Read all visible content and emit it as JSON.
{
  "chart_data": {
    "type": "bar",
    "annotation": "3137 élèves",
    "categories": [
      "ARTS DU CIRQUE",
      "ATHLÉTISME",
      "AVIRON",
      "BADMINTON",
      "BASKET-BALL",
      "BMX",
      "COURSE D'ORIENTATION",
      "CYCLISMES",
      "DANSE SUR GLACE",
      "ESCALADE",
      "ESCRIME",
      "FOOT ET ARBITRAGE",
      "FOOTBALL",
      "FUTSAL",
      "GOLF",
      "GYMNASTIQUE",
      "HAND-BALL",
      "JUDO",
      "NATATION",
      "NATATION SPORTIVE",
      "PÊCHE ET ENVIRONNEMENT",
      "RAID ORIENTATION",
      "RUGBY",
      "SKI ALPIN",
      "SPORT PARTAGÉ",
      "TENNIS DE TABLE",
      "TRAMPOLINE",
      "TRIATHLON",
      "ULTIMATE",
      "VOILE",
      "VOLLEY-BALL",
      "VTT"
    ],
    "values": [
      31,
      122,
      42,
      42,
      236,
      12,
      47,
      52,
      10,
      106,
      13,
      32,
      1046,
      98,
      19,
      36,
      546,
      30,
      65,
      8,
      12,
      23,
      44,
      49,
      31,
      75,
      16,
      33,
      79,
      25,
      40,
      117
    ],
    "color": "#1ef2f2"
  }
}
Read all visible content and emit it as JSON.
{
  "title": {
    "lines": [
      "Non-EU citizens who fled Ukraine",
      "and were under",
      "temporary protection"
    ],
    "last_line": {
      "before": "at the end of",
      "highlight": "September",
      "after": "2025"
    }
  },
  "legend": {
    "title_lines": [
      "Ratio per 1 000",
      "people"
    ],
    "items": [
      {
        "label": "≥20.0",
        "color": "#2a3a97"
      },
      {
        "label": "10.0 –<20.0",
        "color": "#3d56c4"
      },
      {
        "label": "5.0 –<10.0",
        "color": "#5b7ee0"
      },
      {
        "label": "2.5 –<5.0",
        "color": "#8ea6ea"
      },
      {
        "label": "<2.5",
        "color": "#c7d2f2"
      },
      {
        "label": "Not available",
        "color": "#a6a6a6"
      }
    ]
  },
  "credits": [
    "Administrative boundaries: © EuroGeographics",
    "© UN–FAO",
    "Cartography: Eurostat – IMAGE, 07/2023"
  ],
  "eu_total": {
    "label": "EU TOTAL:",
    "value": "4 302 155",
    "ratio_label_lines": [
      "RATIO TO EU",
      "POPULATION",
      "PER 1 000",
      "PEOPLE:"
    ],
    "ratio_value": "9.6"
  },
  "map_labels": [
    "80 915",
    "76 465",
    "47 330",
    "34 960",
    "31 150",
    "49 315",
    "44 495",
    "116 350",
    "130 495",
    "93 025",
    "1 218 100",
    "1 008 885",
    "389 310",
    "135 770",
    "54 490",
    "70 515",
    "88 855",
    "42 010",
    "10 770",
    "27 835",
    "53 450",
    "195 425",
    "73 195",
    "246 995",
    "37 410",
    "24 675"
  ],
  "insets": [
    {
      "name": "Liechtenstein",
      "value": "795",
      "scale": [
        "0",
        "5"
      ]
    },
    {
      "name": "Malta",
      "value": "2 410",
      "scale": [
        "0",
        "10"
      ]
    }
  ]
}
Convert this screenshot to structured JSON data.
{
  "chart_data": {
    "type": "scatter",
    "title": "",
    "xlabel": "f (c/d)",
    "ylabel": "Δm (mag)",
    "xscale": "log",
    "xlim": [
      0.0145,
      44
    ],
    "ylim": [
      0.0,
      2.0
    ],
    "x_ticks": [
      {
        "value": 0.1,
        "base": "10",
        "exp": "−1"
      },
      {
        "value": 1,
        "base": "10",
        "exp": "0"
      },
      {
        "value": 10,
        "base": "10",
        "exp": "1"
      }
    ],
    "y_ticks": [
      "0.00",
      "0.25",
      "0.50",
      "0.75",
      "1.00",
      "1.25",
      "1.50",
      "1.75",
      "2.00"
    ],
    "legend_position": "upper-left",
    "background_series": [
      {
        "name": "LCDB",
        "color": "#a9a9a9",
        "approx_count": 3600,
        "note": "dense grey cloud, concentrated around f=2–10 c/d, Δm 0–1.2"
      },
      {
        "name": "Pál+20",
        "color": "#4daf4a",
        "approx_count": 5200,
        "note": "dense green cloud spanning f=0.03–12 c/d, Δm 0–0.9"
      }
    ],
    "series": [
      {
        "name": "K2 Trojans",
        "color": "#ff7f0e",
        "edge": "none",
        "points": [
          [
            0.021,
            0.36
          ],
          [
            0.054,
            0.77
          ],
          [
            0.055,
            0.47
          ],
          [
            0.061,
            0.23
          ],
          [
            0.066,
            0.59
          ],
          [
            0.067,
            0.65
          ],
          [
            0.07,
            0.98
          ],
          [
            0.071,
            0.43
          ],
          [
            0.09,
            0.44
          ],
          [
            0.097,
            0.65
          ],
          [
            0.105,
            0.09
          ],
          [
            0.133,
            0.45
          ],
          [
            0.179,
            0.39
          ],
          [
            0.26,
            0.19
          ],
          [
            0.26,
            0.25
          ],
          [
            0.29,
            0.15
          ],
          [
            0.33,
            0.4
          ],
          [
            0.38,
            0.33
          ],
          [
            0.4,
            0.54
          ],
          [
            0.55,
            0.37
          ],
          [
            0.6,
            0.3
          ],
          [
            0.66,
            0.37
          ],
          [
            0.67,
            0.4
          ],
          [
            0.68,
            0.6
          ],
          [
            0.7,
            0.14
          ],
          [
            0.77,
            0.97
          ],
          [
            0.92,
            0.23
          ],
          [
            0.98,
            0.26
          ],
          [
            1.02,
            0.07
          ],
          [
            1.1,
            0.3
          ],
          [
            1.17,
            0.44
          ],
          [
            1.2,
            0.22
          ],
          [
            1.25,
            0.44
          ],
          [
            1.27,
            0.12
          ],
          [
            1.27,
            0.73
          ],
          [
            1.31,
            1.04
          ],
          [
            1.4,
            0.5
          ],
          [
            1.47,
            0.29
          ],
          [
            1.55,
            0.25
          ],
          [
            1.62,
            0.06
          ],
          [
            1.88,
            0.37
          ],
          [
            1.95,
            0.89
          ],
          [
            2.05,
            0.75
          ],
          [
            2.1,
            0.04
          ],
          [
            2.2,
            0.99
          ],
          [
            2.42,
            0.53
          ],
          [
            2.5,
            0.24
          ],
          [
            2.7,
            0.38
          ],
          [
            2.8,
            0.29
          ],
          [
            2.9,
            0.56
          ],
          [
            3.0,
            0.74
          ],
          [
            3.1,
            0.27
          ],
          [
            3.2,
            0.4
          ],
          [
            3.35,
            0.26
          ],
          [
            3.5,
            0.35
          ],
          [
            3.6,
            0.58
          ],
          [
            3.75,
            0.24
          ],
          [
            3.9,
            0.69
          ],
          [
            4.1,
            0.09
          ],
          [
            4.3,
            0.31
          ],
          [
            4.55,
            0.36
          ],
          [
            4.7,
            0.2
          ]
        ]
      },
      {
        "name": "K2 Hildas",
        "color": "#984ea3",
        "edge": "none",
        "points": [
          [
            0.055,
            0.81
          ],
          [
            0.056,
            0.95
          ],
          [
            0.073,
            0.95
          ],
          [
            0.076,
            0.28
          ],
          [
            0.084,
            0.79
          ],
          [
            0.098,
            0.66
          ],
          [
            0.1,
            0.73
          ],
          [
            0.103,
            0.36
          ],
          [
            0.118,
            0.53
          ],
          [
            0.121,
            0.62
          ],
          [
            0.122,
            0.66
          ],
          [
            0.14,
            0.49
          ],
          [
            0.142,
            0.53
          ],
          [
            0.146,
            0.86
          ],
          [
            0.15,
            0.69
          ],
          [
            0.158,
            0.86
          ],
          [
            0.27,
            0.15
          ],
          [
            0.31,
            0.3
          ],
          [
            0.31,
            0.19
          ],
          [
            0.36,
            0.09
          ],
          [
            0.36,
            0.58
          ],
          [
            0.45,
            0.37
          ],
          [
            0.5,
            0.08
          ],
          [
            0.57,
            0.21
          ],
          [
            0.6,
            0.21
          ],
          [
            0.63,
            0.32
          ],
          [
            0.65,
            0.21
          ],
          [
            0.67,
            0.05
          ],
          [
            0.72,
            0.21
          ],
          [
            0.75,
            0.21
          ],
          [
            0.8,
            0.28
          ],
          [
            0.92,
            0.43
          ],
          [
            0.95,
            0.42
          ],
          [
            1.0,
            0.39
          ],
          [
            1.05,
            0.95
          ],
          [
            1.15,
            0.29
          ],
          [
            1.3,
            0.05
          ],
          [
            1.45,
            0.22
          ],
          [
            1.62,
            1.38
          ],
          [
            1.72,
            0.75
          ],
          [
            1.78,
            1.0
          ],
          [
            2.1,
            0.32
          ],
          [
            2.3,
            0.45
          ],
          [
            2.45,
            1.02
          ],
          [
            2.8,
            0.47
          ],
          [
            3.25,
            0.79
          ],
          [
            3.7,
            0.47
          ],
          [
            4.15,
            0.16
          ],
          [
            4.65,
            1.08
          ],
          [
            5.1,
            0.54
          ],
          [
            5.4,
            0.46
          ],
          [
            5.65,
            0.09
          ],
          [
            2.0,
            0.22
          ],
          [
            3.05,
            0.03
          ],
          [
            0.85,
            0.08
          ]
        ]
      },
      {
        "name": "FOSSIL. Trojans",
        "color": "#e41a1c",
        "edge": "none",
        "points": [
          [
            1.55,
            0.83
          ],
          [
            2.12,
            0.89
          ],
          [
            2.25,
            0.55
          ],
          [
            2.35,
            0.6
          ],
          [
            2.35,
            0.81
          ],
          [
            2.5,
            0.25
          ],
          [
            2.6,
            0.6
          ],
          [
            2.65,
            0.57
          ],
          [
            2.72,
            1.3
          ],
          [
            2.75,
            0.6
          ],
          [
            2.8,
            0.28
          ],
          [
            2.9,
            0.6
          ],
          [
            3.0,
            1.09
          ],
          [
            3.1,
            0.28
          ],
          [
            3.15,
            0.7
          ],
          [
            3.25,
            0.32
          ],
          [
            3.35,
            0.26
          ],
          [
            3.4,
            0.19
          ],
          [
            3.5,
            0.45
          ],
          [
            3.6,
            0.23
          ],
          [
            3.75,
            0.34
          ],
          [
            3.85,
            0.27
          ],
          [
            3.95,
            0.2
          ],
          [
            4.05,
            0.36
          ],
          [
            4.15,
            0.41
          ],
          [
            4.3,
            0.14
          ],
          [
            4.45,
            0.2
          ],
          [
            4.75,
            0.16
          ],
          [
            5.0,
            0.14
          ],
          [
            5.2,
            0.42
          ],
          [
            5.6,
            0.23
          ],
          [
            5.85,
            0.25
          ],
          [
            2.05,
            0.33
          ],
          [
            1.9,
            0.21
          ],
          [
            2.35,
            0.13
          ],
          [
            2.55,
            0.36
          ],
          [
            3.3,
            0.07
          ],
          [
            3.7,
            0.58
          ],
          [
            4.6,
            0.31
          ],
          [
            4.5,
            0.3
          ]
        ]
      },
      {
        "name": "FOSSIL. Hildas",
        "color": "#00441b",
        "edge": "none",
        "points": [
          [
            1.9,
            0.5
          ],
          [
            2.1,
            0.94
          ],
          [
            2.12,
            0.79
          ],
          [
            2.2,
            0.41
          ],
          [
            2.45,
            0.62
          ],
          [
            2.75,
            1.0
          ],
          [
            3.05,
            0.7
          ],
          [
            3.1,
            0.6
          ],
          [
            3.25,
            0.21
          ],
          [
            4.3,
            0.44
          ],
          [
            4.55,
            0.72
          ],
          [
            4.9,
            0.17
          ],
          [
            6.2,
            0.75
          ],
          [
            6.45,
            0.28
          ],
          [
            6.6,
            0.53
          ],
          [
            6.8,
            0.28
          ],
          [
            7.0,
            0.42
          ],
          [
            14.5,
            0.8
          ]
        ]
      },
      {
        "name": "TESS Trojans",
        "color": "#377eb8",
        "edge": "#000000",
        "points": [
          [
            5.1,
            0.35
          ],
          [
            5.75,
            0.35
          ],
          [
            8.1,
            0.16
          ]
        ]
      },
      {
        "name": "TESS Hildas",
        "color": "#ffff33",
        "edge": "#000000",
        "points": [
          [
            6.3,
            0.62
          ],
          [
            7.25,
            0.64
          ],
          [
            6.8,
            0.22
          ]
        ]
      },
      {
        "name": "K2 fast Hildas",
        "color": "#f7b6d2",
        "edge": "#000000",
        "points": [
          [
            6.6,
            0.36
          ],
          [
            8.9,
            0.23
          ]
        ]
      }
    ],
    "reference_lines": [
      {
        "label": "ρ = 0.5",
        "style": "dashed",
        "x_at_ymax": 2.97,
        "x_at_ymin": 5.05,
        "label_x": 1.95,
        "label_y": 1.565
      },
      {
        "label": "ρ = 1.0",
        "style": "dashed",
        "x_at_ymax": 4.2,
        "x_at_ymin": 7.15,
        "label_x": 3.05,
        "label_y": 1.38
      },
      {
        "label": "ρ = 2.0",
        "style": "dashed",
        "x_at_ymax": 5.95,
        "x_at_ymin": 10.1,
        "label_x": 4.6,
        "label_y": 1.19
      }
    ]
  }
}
_ _ _ _ _
Copy every line of the data that holds the string "note".

## The answer:
        "note": "dense grey cloud, concentrated around f=2–10 c/d, Δm 0–1.2"
        "note": "dense green cloud spanning f=0.03–12 c/d, Δm 0–0.9"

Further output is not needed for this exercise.